■ Directions for this task
How many lines in the listing below include the word "IMAP"? Answer with the number and nothing else.

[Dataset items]
◆ ◆ ◆ ◆

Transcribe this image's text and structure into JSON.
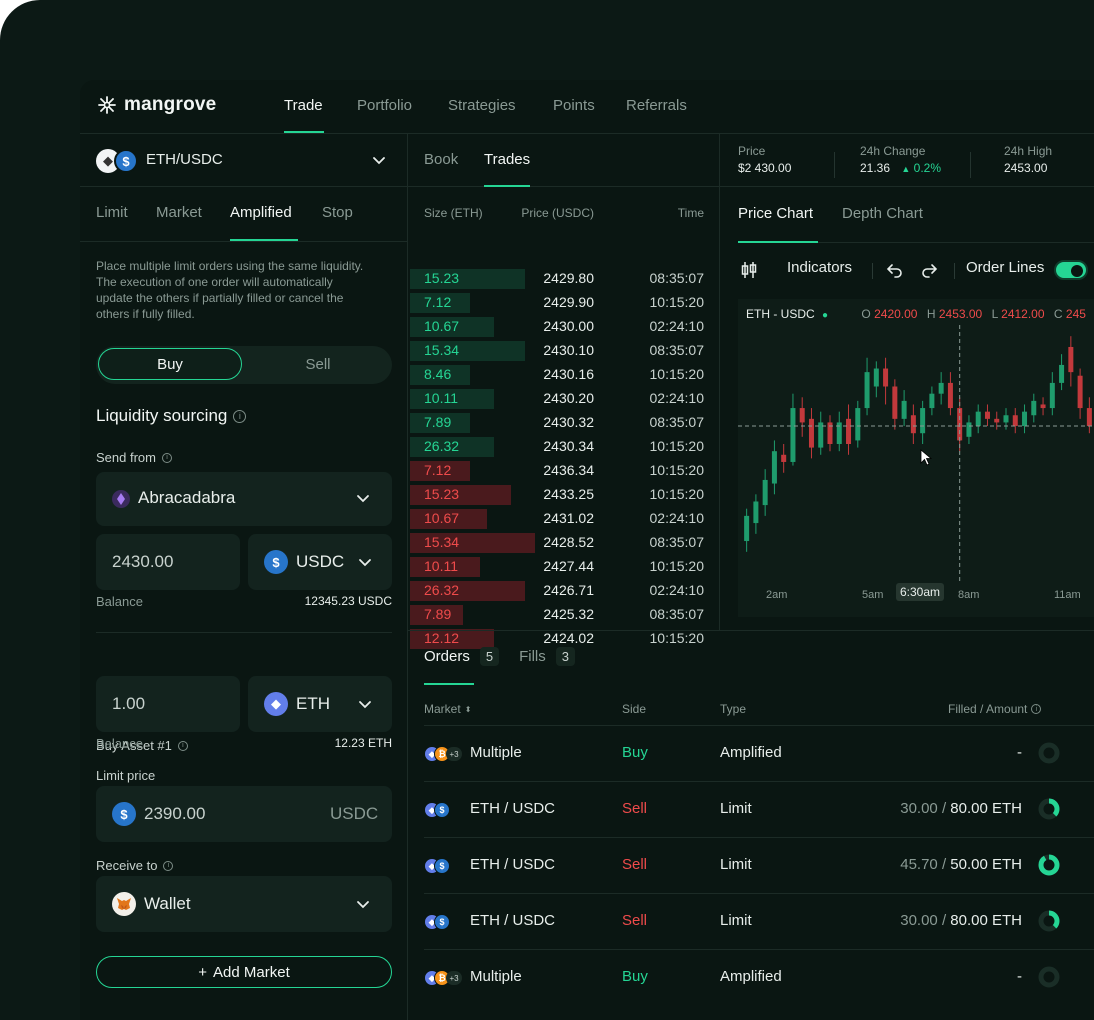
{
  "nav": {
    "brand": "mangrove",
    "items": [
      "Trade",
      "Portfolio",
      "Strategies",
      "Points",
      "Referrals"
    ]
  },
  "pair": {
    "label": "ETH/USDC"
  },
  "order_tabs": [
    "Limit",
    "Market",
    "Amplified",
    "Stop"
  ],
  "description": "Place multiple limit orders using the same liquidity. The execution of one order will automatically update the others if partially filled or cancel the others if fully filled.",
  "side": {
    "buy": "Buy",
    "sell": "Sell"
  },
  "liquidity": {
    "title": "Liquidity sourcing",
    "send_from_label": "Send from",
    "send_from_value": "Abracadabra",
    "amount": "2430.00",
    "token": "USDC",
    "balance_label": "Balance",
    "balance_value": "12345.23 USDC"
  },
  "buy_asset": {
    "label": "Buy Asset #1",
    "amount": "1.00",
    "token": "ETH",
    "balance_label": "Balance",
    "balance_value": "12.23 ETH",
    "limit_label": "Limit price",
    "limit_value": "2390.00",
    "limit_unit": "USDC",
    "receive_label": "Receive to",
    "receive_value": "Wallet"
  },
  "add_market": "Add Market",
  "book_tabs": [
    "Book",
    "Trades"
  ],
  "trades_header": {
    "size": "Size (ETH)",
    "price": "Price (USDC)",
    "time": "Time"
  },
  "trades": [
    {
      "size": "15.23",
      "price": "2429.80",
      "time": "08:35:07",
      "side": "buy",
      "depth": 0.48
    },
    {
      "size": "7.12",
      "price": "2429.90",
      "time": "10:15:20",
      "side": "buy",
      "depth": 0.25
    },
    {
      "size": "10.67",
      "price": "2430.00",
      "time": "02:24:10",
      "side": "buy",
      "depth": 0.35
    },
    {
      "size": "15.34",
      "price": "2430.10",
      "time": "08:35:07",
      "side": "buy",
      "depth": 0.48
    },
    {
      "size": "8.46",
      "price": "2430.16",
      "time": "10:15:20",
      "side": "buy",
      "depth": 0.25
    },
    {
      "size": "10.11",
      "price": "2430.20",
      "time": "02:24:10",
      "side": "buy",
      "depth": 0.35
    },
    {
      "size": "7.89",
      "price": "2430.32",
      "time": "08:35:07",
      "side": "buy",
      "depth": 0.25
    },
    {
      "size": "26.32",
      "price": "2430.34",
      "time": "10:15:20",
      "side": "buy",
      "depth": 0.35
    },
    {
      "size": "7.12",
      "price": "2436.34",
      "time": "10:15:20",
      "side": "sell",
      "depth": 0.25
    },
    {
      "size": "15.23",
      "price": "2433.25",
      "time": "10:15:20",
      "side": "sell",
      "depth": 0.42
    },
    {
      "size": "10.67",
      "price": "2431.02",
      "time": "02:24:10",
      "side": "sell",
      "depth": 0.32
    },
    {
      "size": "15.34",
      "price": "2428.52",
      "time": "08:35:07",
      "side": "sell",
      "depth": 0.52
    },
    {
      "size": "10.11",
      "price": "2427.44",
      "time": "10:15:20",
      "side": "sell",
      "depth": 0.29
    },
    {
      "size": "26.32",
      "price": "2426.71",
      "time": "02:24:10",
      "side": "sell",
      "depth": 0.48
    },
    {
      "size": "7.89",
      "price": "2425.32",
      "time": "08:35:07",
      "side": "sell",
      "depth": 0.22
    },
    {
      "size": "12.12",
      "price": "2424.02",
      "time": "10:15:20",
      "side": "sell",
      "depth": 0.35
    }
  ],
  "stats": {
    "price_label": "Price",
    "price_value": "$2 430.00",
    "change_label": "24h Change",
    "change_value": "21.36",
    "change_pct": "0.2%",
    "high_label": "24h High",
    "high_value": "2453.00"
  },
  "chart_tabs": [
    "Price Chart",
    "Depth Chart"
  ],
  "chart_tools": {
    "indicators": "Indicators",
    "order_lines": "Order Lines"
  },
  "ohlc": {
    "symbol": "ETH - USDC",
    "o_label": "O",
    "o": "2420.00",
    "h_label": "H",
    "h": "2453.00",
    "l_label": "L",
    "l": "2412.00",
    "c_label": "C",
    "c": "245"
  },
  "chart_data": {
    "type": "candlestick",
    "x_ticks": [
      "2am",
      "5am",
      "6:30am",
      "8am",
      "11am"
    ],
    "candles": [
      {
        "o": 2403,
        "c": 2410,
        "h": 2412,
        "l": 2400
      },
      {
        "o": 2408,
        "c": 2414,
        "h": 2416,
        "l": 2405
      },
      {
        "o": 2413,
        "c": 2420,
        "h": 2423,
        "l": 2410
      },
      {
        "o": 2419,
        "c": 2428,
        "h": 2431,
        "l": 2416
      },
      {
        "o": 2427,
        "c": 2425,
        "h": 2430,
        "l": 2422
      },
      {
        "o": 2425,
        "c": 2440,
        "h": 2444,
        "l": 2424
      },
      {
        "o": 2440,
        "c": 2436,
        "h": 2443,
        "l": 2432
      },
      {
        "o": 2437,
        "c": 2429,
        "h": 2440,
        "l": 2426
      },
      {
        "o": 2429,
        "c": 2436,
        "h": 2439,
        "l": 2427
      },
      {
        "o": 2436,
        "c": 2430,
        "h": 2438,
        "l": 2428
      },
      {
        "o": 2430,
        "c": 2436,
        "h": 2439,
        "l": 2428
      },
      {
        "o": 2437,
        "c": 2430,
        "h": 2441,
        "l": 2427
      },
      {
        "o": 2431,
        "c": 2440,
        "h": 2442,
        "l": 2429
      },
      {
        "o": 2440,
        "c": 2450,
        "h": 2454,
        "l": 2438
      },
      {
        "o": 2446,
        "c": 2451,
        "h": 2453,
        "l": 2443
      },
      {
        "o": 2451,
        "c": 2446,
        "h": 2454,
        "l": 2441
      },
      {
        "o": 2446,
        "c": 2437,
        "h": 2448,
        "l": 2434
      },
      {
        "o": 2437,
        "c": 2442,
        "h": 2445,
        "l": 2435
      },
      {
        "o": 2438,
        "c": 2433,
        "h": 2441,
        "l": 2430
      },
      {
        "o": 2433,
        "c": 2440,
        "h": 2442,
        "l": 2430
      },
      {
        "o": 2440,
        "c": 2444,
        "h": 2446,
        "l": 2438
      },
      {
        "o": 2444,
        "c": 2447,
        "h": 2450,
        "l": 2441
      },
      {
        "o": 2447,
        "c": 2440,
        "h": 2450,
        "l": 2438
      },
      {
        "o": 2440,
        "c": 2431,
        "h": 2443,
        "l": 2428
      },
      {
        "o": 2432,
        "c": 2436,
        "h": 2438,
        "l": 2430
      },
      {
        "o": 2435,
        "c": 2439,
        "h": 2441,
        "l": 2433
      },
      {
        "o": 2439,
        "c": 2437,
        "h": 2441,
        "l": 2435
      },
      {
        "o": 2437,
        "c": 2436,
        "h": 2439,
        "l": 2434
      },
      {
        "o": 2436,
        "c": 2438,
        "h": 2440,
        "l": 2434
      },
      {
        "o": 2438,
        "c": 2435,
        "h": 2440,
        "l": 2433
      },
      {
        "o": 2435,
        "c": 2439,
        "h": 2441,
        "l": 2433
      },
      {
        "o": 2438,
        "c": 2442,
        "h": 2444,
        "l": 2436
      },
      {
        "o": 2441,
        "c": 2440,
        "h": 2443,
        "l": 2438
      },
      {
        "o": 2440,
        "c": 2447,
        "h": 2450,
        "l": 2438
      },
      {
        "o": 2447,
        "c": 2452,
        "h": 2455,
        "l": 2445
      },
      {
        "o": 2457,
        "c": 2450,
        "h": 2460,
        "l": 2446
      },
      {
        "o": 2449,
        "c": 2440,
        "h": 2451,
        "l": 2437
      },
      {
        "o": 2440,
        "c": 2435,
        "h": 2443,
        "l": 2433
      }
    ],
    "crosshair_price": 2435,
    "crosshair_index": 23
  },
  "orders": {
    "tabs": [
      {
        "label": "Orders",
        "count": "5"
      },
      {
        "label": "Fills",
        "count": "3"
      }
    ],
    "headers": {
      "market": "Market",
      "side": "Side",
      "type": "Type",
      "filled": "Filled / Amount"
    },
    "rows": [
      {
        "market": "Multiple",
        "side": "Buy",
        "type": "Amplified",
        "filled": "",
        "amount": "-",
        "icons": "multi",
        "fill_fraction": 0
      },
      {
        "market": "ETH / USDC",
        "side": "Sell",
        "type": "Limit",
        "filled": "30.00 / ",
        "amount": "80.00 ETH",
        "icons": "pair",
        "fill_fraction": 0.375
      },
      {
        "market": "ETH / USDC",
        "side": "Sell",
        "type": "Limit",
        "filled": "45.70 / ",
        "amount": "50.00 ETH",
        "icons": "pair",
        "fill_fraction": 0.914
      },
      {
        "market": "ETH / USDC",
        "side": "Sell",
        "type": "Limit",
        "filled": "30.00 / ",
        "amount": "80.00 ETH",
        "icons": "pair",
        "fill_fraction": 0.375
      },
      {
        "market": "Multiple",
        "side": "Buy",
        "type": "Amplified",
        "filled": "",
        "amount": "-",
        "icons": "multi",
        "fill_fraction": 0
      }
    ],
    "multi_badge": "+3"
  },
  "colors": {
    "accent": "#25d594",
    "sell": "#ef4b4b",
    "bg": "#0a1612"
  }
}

◆ ◆ ◆ ◆

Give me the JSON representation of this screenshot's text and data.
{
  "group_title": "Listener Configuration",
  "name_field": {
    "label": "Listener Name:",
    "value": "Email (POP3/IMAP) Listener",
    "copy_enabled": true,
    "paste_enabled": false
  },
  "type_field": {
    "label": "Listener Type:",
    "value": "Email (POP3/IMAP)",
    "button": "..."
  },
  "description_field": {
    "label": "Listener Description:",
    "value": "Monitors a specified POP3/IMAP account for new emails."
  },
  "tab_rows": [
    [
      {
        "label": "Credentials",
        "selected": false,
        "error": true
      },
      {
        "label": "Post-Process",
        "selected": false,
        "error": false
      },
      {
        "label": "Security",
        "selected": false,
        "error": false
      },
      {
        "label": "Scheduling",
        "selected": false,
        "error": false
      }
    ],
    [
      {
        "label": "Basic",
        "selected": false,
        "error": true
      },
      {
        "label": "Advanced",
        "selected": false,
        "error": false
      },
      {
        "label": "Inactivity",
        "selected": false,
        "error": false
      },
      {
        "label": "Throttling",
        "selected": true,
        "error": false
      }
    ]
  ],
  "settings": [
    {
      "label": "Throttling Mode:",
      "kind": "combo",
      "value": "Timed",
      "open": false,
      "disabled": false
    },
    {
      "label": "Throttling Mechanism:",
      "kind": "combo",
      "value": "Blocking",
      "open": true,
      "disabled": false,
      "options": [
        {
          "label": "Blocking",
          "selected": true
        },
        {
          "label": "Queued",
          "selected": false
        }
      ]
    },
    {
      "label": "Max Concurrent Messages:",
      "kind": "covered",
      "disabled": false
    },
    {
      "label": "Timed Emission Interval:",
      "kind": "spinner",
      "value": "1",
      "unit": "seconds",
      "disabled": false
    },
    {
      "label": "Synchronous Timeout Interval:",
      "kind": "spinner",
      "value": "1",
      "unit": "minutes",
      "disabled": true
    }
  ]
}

◆ ◆ ◆ ◆

■ Finished answer
3